┌──
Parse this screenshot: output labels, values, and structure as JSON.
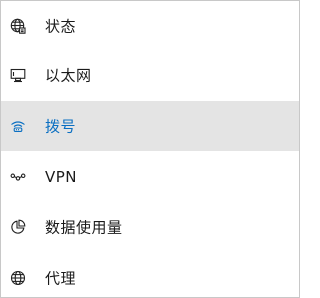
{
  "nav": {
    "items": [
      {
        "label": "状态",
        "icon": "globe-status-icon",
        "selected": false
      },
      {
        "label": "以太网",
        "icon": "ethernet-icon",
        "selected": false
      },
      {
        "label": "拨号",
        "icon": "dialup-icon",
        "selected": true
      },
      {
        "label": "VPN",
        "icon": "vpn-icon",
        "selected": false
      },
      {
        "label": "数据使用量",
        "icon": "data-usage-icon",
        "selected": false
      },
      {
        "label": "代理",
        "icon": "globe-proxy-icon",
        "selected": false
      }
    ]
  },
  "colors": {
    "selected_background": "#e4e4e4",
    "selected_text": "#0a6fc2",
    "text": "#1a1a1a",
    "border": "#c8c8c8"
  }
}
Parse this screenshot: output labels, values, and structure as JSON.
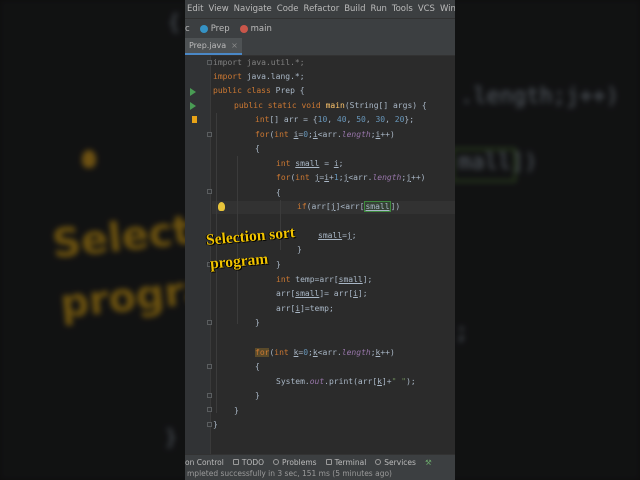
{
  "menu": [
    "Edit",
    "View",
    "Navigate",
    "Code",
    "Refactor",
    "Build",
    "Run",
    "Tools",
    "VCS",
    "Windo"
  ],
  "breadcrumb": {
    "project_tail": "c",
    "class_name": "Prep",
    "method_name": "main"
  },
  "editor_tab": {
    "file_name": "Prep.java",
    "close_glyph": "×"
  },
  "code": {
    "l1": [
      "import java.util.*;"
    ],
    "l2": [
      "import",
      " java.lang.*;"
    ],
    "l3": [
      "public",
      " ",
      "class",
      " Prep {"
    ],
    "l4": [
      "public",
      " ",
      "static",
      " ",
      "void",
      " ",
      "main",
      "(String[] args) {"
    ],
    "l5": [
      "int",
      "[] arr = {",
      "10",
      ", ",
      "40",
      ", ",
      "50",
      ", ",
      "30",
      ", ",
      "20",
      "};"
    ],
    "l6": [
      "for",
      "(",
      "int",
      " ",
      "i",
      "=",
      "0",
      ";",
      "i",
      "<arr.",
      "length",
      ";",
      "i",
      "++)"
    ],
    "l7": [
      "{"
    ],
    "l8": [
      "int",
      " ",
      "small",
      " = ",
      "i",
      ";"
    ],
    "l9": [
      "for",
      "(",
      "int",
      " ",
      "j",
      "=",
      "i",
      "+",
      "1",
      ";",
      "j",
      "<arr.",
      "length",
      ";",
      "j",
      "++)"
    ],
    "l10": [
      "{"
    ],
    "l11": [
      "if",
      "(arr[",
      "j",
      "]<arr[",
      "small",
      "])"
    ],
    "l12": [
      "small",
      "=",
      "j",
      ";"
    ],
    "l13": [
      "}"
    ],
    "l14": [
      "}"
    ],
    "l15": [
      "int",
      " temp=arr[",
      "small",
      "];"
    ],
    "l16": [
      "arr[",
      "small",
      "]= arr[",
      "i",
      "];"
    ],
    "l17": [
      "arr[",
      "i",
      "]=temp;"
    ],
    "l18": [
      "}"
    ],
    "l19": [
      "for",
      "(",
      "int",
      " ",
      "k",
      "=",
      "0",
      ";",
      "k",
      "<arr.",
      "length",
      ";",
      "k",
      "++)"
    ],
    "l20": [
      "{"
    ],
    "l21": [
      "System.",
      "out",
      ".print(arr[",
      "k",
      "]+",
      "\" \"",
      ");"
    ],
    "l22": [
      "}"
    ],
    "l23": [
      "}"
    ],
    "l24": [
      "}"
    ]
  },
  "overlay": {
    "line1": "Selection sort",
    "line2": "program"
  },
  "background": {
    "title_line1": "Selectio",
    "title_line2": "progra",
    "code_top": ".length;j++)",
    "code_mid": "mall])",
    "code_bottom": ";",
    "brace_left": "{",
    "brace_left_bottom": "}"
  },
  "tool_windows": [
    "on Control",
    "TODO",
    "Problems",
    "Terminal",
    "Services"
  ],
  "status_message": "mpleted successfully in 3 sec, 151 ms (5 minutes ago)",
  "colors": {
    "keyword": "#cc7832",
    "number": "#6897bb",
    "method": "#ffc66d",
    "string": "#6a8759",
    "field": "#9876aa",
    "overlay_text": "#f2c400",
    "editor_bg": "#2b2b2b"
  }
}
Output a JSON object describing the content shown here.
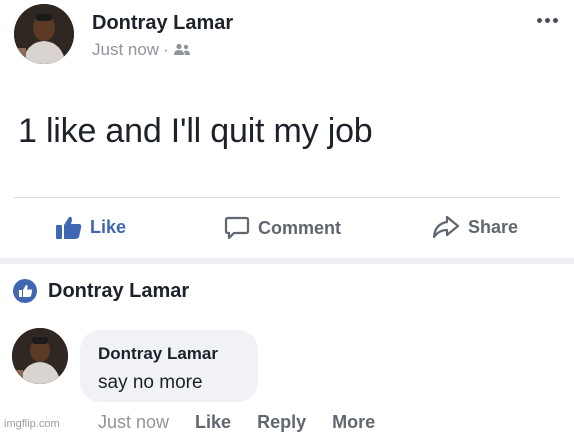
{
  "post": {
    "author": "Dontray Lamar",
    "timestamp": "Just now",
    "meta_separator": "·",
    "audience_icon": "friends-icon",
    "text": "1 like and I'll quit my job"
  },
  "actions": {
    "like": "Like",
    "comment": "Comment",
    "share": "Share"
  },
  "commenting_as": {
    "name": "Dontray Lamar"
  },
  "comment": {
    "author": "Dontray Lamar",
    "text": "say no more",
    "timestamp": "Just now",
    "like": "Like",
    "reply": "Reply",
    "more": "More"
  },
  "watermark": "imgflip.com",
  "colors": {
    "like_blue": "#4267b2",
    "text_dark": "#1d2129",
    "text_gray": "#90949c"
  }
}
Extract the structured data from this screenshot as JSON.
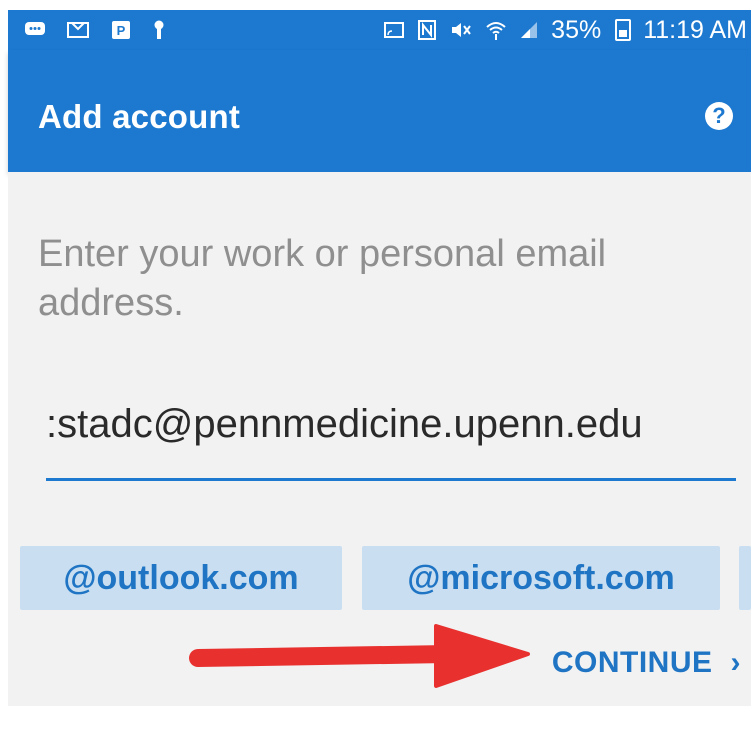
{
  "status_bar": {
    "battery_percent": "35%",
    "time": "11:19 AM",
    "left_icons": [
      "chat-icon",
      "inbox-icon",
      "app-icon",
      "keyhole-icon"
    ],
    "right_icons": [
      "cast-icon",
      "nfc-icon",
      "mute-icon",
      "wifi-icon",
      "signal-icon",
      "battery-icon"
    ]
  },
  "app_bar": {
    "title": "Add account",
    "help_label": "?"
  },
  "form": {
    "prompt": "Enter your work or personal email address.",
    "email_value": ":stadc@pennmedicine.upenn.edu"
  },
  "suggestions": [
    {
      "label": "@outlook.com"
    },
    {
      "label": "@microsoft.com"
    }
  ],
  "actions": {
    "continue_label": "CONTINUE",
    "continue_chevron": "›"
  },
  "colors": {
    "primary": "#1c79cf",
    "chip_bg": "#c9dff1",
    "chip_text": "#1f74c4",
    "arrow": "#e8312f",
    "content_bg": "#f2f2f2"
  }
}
└──
┌──
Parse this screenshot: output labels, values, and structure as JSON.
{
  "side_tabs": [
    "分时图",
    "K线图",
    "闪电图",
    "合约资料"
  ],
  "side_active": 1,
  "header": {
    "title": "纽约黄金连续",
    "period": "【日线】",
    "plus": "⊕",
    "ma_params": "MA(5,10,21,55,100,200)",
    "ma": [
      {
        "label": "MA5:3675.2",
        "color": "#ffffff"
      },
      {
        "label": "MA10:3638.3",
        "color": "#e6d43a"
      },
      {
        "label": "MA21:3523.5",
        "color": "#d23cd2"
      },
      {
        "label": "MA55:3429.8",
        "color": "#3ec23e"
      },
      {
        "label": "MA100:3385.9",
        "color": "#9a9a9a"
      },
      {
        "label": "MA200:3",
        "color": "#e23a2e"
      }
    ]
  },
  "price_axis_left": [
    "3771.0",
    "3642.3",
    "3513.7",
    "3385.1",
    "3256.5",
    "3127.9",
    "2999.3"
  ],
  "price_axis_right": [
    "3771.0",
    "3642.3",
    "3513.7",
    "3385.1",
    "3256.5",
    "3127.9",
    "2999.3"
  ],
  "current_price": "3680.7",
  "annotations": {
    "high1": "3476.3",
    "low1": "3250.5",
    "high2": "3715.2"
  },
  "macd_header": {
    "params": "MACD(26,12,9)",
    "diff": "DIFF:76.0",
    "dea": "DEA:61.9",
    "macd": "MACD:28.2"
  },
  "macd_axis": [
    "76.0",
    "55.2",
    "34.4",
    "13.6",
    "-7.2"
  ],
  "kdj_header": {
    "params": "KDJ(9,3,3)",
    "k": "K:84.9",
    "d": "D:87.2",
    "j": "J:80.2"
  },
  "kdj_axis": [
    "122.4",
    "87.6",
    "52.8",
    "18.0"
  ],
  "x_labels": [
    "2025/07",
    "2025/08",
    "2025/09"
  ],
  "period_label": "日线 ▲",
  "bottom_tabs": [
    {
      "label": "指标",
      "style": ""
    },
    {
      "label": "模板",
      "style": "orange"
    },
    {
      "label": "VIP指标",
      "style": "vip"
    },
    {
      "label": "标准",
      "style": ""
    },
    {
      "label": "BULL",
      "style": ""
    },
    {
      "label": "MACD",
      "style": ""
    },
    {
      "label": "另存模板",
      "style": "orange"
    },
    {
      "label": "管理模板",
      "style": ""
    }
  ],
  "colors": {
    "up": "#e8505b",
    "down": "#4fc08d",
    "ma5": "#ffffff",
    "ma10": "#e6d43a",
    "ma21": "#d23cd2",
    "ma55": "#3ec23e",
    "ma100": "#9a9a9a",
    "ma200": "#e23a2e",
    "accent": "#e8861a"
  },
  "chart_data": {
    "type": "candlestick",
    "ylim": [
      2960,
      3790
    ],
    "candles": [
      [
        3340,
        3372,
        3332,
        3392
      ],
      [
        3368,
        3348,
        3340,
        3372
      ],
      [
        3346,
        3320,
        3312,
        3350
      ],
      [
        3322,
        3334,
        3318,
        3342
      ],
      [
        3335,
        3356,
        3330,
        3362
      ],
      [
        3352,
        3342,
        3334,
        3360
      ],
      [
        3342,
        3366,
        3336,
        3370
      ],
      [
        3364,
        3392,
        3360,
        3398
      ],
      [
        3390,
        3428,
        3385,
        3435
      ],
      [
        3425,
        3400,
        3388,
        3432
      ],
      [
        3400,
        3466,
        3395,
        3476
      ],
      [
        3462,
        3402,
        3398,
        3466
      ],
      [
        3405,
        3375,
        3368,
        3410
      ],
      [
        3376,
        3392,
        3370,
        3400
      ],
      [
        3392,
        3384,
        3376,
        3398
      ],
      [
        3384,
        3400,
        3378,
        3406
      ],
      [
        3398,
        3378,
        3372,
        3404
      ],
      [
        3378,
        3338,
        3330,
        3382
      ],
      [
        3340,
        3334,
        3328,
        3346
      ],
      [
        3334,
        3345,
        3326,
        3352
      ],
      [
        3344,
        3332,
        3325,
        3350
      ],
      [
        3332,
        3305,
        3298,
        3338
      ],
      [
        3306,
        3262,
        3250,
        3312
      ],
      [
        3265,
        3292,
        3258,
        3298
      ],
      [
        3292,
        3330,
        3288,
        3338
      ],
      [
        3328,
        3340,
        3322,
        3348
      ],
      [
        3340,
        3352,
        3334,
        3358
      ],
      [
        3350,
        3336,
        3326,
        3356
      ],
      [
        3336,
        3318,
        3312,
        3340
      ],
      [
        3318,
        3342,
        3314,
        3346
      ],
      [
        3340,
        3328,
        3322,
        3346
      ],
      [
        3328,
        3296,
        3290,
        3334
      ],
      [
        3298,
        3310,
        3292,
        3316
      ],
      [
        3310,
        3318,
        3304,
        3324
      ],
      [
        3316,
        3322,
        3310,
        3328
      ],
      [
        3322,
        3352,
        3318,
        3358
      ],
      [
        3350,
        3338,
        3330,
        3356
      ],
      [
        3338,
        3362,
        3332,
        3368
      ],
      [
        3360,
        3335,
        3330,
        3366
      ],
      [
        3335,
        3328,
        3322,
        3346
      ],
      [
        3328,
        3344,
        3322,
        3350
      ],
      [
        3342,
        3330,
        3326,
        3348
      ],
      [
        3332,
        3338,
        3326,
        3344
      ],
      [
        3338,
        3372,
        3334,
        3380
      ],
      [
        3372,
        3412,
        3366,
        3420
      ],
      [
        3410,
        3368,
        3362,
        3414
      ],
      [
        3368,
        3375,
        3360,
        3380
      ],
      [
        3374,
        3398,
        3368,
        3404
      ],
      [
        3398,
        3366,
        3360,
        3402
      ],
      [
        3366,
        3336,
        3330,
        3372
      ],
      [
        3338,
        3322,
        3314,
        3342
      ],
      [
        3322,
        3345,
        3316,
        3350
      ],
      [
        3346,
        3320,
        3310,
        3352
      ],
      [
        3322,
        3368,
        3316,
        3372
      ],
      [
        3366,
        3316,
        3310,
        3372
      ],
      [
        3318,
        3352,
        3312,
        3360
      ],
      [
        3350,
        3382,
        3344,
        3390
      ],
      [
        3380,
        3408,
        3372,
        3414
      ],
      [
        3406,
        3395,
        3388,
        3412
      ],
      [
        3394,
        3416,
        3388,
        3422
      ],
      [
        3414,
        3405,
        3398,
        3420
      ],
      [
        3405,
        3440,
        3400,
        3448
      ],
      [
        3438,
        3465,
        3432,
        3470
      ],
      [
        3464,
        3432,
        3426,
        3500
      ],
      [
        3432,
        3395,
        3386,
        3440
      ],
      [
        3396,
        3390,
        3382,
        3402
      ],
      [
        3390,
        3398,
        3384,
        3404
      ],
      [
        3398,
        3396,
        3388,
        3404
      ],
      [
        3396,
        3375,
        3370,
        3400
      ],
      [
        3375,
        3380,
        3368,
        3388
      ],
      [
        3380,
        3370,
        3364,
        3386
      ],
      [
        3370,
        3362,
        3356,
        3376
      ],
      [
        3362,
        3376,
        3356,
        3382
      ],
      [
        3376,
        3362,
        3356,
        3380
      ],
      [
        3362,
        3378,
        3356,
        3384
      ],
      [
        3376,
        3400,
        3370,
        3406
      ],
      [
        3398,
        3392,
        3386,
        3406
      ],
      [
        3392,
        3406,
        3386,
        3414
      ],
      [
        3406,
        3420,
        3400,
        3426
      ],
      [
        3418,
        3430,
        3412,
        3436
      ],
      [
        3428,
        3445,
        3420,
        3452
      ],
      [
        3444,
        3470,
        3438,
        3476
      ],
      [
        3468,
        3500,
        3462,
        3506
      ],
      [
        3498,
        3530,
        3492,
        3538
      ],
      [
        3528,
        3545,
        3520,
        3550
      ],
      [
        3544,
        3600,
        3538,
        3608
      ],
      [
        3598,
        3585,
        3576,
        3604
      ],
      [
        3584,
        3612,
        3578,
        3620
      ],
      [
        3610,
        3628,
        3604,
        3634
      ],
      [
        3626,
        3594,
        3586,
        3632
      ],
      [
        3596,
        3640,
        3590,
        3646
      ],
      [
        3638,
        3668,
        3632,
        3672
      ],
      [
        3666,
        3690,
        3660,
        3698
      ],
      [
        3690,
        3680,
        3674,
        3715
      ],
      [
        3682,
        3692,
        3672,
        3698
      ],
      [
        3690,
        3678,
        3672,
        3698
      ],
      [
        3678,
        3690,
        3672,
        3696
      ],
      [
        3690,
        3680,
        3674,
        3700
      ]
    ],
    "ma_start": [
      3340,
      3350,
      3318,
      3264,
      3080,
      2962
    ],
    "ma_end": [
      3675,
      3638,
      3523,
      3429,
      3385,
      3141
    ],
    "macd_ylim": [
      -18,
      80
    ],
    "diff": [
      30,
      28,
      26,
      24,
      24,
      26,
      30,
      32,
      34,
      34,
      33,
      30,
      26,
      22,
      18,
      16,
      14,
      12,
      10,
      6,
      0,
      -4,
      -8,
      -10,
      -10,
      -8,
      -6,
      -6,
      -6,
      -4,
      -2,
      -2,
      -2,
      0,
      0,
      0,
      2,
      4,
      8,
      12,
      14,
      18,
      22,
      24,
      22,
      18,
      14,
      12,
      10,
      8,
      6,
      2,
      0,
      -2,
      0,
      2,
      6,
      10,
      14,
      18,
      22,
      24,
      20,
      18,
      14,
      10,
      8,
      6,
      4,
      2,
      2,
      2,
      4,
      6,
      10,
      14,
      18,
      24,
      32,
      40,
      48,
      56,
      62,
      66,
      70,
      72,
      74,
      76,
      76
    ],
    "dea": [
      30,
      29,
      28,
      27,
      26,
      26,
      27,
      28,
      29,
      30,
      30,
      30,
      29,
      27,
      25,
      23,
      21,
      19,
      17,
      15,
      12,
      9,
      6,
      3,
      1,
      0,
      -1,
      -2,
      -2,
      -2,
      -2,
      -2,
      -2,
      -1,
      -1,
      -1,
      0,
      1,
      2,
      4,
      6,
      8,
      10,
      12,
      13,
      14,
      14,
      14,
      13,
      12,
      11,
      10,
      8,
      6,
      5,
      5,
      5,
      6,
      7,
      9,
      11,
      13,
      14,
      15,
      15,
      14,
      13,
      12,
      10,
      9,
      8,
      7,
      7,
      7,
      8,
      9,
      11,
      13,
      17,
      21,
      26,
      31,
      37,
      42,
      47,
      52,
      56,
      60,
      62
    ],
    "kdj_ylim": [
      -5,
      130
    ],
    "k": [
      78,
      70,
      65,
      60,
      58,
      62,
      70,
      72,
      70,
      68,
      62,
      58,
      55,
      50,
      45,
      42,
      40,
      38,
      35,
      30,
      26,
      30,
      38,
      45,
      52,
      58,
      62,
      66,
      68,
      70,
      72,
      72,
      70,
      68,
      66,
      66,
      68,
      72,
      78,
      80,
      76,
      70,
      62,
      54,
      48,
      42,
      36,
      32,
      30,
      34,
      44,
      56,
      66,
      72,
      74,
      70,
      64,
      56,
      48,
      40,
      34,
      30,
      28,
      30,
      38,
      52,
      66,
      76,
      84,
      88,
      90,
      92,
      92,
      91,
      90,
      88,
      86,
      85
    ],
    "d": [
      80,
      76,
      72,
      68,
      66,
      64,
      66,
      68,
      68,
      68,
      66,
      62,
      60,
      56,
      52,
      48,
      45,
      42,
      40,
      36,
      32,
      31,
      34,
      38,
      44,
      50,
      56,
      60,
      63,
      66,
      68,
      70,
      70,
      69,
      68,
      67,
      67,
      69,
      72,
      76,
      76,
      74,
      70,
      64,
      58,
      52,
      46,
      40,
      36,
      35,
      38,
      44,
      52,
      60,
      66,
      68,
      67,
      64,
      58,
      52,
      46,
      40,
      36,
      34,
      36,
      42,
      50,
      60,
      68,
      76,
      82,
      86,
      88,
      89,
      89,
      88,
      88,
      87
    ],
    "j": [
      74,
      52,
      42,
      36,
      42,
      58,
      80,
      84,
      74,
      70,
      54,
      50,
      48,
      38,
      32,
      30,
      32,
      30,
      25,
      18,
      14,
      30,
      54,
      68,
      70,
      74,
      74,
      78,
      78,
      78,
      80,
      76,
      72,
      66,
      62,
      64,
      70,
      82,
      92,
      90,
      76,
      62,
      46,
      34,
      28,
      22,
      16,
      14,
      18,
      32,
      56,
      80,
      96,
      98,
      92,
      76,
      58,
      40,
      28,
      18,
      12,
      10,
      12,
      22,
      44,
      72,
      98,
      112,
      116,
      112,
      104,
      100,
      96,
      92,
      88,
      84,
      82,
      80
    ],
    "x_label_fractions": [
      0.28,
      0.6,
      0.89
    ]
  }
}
└──
_WHAT YOU SHOULD DO_. Collect every line from the records above that contains the word "Prep".

_WRITTEN RESPONSE_.
    "class_name": "Prep",
    "file_name": "Prep.java",
      " Prep {"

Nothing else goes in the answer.